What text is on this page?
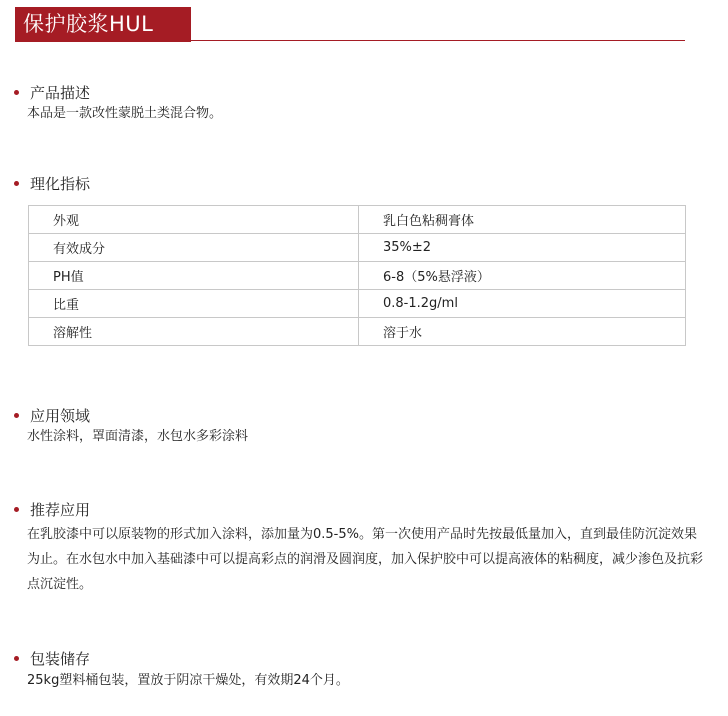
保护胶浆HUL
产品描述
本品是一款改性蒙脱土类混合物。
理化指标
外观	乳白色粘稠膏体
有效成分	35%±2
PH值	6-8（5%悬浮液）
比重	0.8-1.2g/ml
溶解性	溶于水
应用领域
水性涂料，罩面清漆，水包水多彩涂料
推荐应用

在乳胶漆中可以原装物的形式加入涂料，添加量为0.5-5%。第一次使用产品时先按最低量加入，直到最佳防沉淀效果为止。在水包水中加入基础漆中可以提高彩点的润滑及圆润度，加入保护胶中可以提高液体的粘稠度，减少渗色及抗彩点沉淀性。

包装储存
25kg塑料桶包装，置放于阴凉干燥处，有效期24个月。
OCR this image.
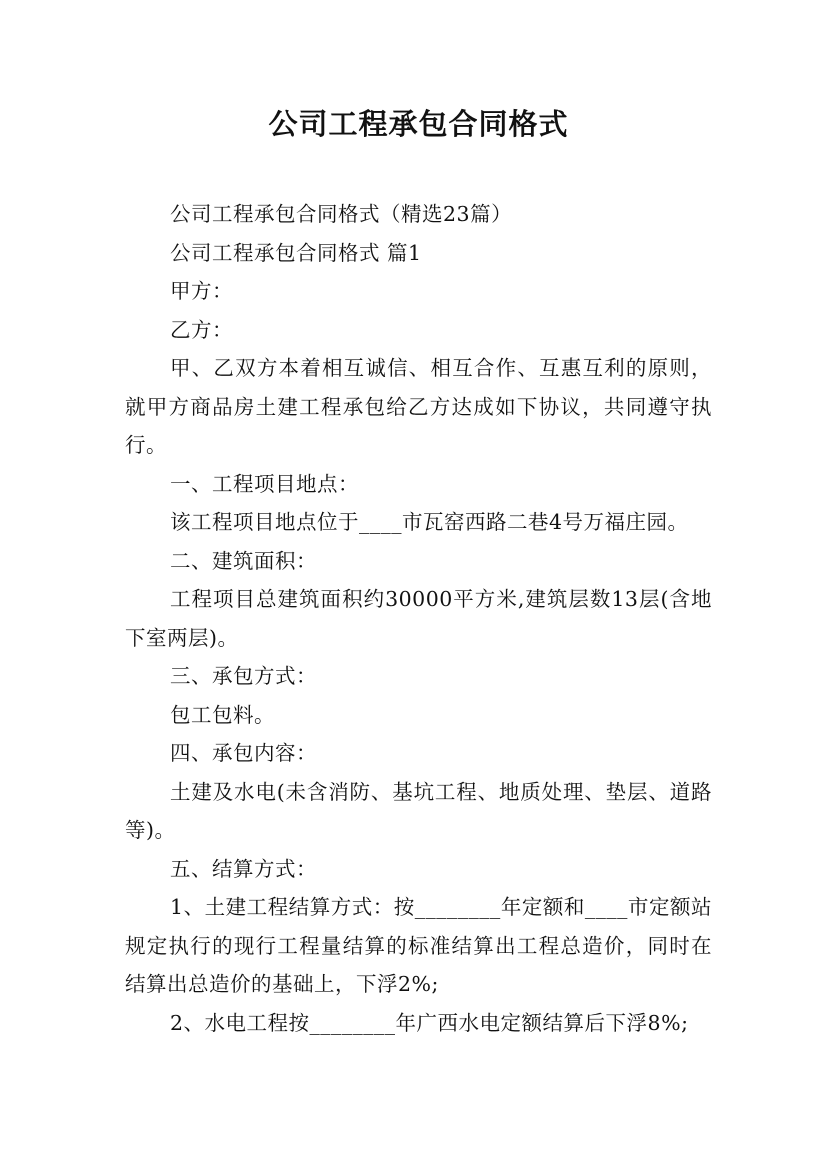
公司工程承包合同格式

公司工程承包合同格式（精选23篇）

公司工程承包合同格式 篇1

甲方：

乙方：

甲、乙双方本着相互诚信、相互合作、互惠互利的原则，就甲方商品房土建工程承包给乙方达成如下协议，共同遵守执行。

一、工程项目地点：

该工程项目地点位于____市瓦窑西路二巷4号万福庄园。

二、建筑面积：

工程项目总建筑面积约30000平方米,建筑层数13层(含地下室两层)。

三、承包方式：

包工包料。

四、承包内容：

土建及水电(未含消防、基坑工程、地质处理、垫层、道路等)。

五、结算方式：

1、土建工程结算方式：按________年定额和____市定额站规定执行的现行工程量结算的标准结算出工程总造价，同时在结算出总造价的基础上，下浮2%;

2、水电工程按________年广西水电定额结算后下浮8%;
──────
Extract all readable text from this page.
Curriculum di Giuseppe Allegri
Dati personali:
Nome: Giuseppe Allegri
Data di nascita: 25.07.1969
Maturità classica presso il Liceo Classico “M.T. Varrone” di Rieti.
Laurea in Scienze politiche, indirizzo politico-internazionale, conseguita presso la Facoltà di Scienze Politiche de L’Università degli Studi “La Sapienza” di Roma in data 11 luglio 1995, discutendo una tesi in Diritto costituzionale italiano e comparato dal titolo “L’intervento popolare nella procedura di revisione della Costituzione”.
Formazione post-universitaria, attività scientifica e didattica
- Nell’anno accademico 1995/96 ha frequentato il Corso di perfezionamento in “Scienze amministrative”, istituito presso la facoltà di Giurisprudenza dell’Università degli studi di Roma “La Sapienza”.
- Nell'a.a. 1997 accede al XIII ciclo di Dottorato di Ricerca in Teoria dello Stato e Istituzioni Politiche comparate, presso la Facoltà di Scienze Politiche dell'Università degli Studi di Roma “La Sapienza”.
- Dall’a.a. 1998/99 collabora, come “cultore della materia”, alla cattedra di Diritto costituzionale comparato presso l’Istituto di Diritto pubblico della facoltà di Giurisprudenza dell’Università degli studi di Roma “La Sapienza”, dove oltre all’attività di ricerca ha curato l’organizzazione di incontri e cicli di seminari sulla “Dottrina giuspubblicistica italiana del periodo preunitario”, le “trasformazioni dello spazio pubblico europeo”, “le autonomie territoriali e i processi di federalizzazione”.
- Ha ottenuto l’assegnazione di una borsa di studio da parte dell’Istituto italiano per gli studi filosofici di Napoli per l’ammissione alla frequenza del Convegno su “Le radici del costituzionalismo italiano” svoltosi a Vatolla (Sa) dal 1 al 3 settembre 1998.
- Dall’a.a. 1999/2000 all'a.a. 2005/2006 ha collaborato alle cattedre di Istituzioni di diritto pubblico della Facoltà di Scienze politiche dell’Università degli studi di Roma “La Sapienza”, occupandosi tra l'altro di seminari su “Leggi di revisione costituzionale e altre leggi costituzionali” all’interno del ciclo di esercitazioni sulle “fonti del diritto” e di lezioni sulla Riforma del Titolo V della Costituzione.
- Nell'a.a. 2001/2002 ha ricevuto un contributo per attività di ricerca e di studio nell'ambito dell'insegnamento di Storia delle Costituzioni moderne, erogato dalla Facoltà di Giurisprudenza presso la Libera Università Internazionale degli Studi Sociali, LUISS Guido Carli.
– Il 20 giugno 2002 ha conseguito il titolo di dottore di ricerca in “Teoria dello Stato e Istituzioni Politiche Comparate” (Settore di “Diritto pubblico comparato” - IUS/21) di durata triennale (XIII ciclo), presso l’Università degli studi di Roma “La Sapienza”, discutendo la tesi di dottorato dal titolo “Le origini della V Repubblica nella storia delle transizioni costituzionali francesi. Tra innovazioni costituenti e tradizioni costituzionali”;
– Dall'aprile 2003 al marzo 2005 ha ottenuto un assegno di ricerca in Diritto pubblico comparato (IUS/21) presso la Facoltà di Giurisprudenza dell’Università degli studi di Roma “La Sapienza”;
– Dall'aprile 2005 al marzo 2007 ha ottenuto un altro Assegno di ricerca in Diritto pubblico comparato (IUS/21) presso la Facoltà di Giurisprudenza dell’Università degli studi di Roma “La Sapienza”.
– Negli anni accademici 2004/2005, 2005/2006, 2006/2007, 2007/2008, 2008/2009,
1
──────
_WHAT THE TASK ASKS_
Copy out each line of the data where the string "marzo" appears.

_FULL ANSWER_
– Dall'aprile 2003 al marzo 2005 ha ottenuto un assegno di ricerca in Diritto pubblico comparato (IUS/21) presso la Facoltà di Giurisprudenza dell’Università degli studi di Roma “La Sapienza”;
– Dall'aprile 2005 al marzo 2007 ha ottenuto un altro Assegno di ricerca in Diritto pubblico comparato (IUS/21) presso la Facoltà di Giurisprudenza dell’Università degli studi di Roma “La Sapienza”.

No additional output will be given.